### ENTRIES SHOWN
§ §

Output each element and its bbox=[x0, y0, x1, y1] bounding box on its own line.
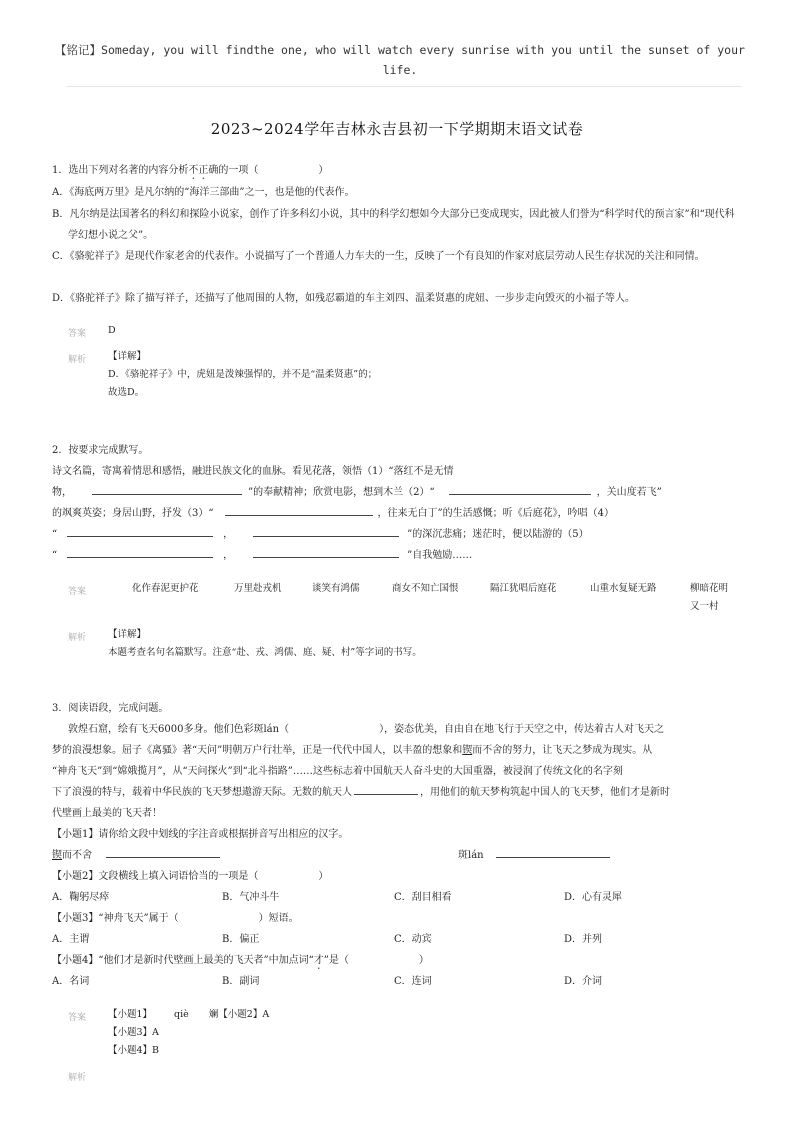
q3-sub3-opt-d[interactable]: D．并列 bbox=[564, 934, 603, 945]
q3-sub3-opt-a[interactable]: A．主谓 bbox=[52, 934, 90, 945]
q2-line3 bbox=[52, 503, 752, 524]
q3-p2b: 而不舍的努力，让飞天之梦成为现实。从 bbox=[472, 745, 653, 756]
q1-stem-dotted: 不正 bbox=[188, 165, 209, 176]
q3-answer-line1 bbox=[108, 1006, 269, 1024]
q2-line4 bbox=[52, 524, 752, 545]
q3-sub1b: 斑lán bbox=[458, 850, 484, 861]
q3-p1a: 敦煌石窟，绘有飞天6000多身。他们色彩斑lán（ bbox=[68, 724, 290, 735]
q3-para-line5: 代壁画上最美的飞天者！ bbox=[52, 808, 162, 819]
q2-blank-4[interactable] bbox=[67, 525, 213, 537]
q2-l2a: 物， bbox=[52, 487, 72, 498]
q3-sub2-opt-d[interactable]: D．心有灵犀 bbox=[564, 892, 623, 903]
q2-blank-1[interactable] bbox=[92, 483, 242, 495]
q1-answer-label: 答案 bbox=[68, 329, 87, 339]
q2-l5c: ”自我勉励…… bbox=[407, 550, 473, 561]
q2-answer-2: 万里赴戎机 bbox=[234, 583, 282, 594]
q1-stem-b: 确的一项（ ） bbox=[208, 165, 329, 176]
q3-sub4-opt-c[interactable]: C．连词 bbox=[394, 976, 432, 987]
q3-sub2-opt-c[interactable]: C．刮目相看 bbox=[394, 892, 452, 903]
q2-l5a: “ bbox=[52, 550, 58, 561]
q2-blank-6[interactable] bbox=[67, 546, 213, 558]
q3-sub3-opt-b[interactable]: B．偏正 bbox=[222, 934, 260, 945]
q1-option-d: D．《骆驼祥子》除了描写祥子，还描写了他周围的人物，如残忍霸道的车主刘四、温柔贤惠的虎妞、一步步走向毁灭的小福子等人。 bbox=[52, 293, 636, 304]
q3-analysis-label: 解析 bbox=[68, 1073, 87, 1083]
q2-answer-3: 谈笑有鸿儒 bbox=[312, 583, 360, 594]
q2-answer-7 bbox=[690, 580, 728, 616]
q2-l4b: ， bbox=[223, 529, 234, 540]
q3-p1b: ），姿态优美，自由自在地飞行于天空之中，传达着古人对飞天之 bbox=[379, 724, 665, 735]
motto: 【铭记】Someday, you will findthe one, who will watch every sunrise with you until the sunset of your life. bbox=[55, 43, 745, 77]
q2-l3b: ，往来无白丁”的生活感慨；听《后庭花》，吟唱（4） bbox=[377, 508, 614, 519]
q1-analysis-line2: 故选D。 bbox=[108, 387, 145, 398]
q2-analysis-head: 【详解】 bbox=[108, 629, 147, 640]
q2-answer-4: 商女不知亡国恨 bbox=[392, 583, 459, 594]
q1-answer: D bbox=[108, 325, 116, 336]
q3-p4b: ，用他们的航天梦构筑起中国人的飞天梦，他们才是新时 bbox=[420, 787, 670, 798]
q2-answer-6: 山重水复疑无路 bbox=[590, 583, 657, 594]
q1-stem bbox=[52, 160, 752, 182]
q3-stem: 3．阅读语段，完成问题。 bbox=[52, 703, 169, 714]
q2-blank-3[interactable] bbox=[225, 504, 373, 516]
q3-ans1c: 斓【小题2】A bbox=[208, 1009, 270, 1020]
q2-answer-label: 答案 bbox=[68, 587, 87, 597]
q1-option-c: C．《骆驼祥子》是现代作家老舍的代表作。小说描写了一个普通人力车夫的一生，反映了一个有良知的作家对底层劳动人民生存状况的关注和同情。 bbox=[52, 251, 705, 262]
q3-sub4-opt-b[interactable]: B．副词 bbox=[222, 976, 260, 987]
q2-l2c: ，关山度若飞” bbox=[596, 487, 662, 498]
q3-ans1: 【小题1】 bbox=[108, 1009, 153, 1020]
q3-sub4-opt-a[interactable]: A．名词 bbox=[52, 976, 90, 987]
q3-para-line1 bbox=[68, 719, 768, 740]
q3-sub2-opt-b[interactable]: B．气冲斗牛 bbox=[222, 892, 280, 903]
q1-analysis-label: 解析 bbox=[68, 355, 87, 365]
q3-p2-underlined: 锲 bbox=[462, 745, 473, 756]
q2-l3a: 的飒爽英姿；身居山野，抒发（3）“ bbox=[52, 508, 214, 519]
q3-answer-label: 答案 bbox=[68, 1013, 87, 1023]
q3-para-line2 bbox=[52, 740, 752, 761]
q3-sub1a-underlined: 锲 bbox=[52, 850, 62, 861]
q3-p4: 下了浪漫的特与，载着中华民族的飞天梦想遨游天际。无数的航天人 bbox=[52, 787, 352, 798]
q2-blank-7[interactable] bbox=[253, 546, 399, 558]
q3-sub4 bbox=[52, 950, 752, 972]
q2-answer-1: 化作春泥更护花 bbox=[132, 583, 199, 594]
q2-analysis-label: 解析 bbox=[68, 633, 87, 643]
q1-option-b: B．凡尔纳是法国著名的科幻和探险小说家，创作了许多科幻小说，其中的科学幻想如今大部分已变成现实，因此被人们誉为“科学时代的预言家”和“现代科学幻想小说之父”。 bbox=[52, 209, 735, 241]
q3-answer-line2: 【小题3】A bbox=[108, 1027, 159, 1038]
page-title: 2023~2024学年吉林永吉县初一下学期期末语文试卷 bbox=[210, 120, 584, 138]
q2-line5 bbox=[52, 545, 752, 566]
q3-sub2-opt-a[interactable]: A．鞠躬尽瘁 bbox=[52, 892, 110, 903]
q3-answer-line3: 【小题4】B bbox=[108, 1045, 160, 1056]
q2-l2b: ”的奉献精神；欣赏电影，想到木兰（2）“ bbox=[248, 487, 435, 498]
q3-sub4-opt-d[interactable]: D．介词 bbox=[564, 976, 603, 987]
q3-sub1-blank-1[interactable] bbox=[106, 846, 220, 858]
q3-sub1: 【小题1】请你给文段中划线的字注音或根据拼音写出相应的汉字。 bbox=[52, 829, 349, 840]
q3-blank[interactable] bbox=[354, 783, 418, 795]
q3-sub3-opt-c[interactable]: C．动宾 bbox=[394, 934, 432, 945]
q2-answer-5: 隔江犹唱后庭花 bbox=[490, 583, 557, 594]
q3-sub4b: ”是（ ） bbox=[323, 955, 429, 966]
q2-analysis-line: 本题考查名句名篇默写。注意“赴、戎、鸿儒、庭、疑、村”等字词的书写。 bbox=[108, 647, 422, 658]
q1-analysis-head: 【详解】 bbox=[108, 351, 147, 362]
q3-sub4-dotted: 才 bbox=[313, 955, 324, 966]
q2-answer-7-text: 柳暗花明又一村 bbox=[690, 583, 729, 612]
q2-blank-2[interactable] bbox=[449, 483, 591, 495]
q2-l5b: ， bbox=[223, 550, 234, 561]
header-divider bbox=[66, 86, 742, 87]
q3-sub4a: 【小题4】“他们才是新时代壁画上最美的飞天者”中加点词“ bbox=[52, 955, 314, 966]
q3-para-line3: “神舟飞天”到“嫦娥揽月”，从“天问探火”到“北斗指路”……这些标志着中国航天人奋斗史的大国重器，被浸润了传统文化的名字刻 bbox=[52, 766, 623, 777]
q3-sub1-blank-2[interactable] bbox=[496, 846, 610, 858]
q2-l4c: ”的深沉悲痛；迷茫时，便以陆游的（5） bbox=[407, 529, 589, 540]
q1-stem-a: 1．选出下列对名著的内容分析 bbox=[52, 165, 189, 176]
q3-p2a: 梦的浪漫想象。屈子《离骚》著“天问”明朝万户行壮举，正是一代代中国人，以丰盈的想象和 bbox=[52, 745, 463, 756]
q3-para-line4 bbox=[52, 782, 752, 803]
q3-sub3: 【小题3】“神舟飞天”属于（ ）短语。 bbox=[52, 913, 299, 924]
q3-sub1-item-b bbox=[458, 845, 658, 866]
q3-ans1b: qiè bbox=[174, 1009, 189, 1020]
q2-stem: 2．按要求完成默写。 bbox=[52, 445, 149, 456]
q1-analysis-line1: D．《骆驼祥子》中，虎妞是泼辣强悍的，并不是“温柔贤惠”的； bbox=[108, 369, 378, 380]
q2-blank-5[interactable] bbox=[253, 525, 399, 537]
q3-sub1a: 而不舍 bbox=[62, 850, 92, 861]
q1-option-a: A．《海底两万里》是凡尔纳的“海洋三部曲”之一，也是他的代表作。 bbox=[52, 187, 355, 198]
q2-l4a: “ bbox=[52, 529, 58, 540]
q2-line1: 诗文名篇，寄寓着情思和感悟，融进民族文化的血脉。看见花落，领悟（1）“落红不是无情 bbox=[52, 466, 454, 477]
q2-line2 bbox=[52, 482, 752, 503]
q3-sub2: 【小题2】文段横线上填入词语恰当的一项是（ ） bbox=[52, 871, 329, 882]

§ §

### EXERCISE REQUIREMENTS
Update the entries starting at the one that contains "q3-sub3-opt-d[interactable]: D．并列 bbox=[564, 934, 603, 945]" and ending at the one that contains "q2-l2a: 物， bbox=[52, 487, 72, 498]" by replacing "interactable" with "clickable" and leaving everything else unchanged. Give only those entries.

### RESULT
q3-sub3-opt-d[clickable]: D．并列 bbox=[564, 934, 603, 945]
q3-sub3-opt-a[clickable]: A．主谓 bbox=[52, 934, 90, 945]
q2-line3 bbox=[52, 503, 752, 524]
q3-p2b: 而不舍的努力，让飞天之梦成为现实。从 bbox=[472, 745, 653, 756]
q1-stem-dotted: 不正 bbox=[188, 165, 209, 176]
q3-answer-line1 bbox=[108, 1006, 269, 1024]
q2-line4 bbox=[52, 524, 752, 545]
q3-sub1b: 斑lán bbox=[458, 850, 484, 861]
q3-p1a: 敦煌石窟，绘有飞天6000多身。他们色彩斑lán（ bbox=[68, 724, 290, 735]
q3-para-line5: 代壁画上最美的飞天者！ bbox=[52, 808, 162, 819]
q2-blank-4[clickable] bbox=[67, 525, 213, 537]
q2-l2a: 物， bbox=[52, 487, 72, 498]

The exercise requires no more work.